Every line of the data that contains the string "Tree" must be copied.

━━━━━━

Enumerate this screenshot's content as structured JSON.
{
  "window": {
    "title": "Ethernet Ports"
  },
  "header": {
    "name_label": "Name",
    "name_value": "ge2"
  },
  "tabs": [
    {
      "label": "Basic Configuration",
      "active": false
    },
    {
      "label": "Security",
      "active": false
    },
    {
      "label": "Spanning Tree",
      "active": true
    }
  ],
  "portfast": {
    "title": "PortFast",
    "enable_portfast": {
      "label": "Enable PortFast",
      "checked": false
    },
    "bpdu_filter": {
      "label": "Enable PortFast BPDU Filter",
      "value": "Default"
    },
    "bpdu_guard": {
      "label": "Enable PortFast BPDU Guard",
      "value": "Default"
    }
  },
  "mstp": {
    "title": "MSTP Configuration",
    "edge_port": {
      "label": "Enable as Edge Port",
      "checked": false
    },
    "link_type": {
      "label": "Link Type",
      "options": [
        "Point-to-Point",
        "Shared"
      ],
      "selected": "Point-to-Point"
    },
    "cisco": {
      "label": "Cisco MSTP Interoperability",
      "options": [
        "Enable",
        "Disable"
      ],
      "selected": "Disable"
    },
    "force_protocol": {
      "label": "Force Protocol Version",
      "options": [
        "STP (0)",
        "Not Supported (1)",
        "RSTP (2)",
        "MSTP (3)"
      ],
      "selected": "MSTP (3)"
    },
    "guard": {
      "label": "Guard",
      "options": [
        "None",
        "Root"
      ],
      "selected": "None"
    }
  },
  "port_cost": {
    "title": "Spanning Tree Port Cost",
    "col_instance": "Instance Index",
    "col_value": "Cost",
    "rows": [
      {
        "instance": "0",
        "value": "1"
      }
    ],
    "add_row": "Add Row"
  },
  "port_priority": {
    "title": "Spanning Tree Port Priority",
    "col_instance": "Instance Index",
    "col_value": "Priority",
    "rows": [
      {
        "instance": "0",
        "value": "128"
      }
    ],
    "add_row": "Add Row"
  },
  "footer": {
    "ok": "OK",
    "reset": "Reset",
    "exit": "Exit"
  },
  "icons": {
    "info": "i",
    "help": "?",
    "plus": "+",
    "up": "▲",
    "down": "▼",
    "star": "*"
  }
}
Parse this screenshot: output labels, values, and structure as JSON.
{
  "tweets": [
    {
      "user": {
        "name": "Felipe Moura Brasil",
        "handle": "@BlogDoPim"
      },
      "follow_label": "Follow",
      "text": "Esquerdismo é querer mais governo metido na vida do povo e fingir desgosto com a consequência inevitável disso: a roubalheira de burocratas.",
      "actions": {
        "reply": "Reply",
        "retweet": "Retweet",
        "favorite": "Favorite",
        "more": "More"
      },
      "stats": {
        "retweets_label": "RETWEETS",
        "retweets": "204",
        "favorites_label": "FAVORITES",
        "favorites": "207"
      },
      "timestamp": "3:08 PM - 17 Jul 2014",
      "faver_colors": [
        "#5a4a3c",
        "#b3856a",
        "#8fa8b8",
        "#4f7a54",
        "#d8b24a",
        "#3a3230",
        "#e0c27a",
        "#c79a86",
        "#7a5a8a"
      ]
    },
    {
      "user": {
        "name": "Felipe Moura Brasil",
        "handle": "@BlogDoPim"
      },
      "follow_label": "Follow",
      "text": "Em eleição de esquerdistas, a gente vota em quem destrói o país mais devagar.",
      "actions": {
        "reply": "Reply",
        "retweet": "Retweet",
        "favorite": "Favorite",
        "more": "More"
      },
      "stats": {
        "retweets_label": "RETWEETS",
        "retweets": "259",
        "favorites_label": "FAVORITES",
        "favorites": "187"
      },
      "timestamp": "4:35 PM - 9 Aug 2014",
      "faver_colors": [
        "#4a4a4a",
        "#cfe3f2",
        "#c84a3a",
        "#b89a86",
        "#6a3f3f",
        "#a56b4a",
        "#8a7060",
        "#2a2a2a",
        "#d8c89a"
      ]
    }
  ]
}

━━━━━━

## Result of the exercise
      "label": "Spanning Tree",
    "title": "Spanning Tree Port Cost",
    "title": "Spanning Tree Port Priority",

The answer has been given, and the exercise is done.